/---

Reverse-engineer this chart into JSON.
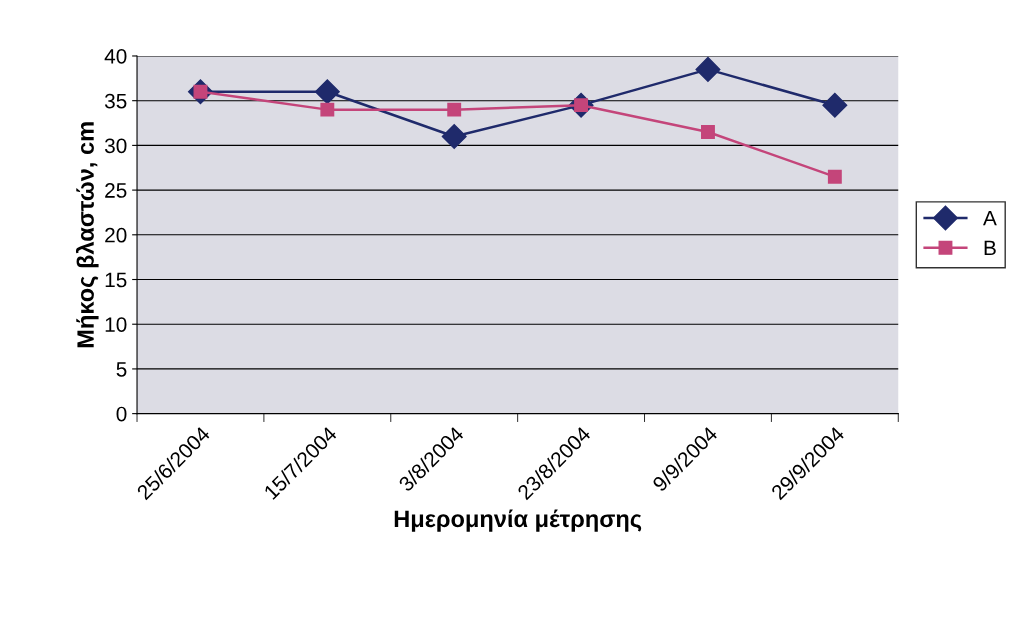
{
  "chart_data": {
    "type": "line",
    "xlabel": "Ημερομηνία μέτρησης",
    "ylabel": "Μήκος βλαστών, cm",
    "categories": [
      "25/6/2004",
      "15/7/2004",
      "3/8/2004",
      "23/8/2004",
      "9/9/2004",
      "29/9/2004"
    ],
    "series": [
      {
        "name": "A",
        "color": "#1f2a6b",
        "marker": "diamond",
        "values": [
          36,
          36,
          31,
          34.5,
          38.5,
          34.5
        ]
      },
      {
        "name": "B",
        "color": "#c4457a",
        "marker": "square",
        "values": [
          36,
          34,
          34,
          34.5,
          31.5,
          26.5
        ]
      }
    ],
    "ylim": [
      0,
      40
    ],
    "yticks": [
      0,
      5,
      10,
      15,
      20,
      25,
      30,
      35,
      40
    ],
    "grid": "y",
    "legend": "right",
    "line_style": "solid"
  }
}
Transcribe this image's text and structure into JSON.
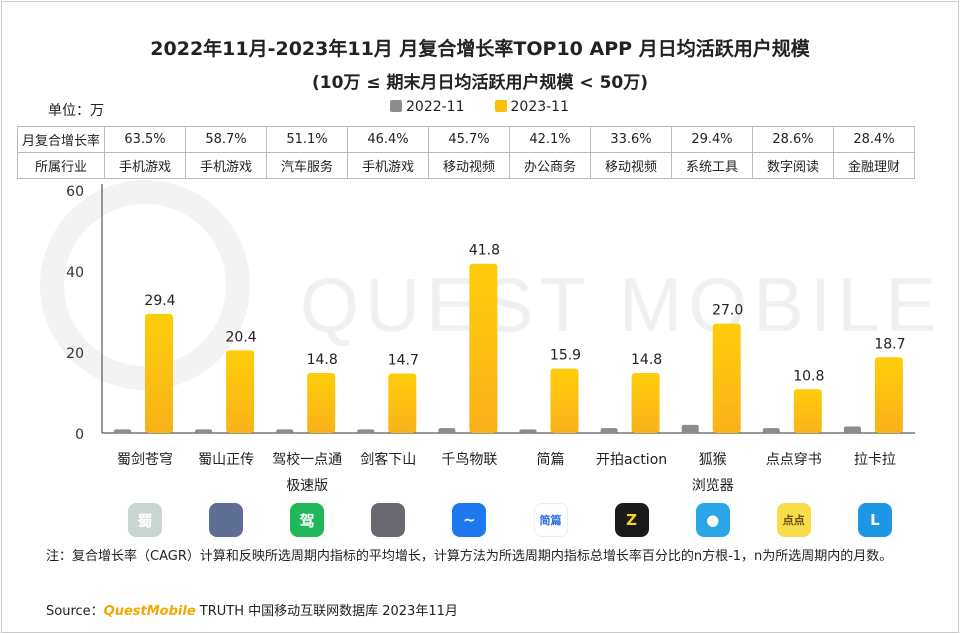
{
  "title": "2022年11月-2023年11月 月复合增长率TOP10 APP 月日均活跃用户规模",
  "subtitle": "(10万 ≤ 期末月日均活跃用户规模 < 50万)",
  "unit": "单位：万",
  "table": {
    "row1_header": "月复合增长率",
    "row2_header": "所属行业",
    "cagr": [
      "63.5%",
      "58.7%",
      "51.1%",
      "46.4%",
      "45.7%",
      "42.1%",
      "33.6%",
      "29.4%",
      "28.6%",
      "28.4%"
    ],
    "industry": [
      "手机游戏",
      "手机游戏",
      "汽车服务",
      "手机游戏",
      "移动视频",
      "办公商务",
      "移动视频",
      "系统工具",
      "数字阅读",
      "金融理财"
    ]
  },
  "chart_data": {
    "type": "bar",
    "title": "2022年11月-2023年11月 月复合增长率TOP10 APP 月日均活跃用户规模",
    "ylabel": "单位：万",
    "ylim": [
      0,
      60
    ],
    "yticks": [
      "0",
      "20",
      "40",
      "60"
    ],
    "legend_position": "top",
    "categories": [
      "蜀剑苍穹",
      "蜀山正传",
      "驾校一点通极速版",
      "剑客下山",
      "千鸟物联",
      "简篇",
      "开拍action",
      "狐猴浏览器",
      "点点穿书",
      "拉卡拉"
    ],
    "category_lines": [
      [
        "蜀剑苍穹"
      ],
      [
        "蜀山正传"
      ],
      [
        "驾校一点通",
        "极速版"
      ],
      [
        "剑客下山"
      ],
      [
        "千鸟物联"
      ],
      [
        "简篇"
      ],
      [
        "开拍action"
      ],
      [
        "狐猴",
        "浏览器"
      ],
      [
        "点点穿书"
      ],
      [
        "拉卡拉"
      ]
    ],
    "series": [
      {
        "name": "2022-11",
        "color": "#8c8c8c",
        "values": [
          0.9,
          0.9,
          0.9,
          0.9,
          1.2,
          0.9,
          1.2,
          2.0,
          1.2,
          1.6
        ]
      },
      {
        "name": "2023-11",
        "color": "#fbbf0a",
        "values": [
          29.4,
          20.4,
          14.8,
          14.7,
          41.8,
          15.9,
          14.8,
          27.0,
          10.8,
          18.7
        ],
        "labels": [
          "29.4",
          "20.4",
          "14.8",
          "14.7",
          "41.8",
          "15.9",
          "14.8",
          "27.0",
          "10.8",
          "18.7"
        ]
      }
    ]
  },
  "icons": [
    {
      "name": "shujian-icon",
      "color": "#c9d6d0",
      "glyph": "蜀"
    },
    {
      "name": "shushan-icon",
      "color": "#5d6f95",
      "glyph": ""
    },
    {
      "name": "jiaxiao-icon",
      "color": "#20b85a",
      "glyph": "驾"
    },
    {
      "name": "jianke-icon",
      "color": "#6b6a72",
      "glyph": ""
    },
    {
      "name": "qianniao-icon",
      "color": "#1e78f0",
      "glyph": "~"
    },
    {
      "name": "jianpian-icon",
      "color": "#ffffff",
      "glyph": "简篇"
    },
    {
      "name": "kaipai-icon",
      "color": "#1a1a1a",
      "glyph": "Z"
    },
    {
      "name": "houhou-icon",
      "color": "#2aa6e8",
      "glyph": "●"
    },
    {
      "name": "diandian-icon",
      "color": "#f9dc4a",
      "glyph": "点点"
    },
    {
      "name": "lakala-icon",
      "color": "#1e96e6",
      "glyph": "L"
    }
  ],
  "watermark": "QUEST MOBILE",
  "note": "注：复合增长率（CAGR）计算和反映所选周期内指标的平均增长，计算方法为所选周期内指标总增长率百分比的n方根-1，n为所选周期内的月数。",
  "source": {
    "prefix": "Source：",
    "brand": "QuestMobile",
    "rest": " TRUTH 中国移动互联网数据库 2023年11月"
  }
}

\---

• **EXERCISE**
Every entry must be written out exactly, with all pictures left out.

• **RESULT OF THE EXERCISE**
Reverse-engineer this chart into JSON.
{
  "chart_data": {
    "type": "line",
    "xlabel": "Ημερομηνία μέτρησης",
    "ylabel": "Μήκος βλαστών, cm",
    "categories": [
      "25/6/2004",
      "15/7/2004",
      "3/8/2004",
      "23/8/2004",
      "9/9/2004",
      "29/9/2004"
    ],
    "series": [
      {
        "name": "A",
        "color": "#1f2a6b",
        "marker": "diamond",
        "values": [
          36,
          36,
          31,
          34.5,
          38.5,
          34.5
        ]
      },
      {
        "name": "B",
        "color": "#c4457a",
        "marker": "square",
        "values": [
          36,
          34,
          34,
          34.5,
          31.5,
          26.5
        ]
      }
    ],
    "ylim": [
      0,
      40
    ],
    "yticks": [
      0,
      5,
      10,
      15,
      20,
      25,
      30,
      35,
      40
    ],
    "grid": "y",
    "legend": "right",
    "line_style": "solid"
  }
}
Transcribe this image's text and structure into JSON.
{
  "title": "2022年11月-2023年11月 月复合增长率TOP10 APP 月日均活跃用户规模",
  "subtitle": "(10万 ≤ 期末月日均活跃用户规模 < 50万)",
  "unit": "单位：万",
  "table": {
    "row1_header": "月复合增长率",
    "row2_header": "所属行业",
    "cagr": [
      "63.5%",
      "58.7%",
      "51.1%",
      "46.4%",
      "45.7%",
      "42.1%",
      "33.6%",
      "29.4%",
      "28.6%",
      "28.4%"
    ],
    "industry": [
      "手机游戏",
      "手机游戏",
      "汽车服务",
      "手机游戏",
      "移动视频",
      "办公商务",
      "移动视频",
      "系统工具",
      "数字阅读",
      "金融理财"
    ]
  },
  "chart_data": {
    "type": "bar",
    "title": "2022年11月-2023年11月 月复合增长率TOP10 APP 月日均活跃用户规模",
    "ylabel": "单位：万",
    "ylim": [
      0,
      60
    ],
    "yticks": [
      "0",
      "20",
      "40",
      "60"
    ],
    "legend_position": "top",
    "categories": [
      "蜀剑苍穹",
      "蜀山正传",
      "驾校一点通极速版",
      "剑客下山",
      "千鸟物联",
      "简篇",
      "开拍action",
      "狐猴浏览器",
      "点点穿书",
      "拉卡拉"
    ],
    "category_lines": [
      [
        "蜀剑苍穹"
      ],
      [
        "蜀山正传"
      ],
      [
        "驾校一点通",
        "极速版"
      ],
      [
        "剑客下山"
      ],
      [
        "千鸟物联"
      ],
      [
        "简篇"
      ],
      [
        "开拍action"
      ],
      [
        "狐猴",
        "浏览器"
      ],
      [
        "点点穿书"
      ],
      [
        "拉卡拉"
      ]
    ],
    "series": [
      {
        "name": "2022-11",
        "color": "#8c8c8c",
        "values": [
          0.9,
          0.9,
          0.9,
          0.9,
          1.2,
          0.9,
          1.2,
          2.0,
          1.2,
          1.6
        ]
      },
      {
        "name": "2023-11",
        "color": "#fbbf0a",
        "values": [
          29.4,
          20.4,
          14.8,
          14.7,
          41.8,
          15.9,
          14.8,
          27.0,
          10.8,
          18.7
        ],
        "labels": [
          "29.4",
          "20.4",
          "14.8",
          "14.7",
          "41.8",
          "15.9",
          "14.8",
          "27.0",
          "10.8",
          "18.7"
        ]
      }
    ]
  },
  "icons": [
    {
      "name": "shujian-icon",
      "color": "#c9d6d0",
      "glyph": "蜀"
    },
    {
      "name": "shushan-icon",
      "color": "#5d6f95",
      "glyph": ""
    },
    {
      "name": "jiaxiao-icon",
      "color": "#20b85a",
      "glyph": "驾"
    },
    {
      "name": "jianke-icon",
      "color": "#6b6a72",
      "glyph": ""
    },
    {
      "name": "qianniao-icon",
      "color": "#1e78f0",
      "glyph": "~"
    },
    {
      "name": "jianpian-icon",
      "color": "#ffffff",
      "glyph": "简篇"
    },
    {
      "name": "kaipai-icon",
      "color": "#1a1a1a",
      "glyph": "Z"
    },
    {
      "name": "houhou-icon",
      "color": "#2aa6e8",
      "glyph": "●"
    },
    {
      "name": "diandian-icon",
      "color": "#f9dc4a",
      "glyph": "点点"
    },
    {
      "name": "lakala-icon",
      "color": "#1e96e6",
      "glyph": "L"
    }
  ],
  "watermark": "QUEST MOBILE",
  "note": "注：复合增长率（CAGR）计算和反映所选周期内指标的平均增长，计算方法为所选周期内指标总增长率百分比的n方根-1，n为所选周期内的月数。",
  "source": {
    "prefix": "Source：",
    "brand": "QuestMobile",
    "rest": " TRUTH 中国移动互联网数据库 2023年11月"
  }
}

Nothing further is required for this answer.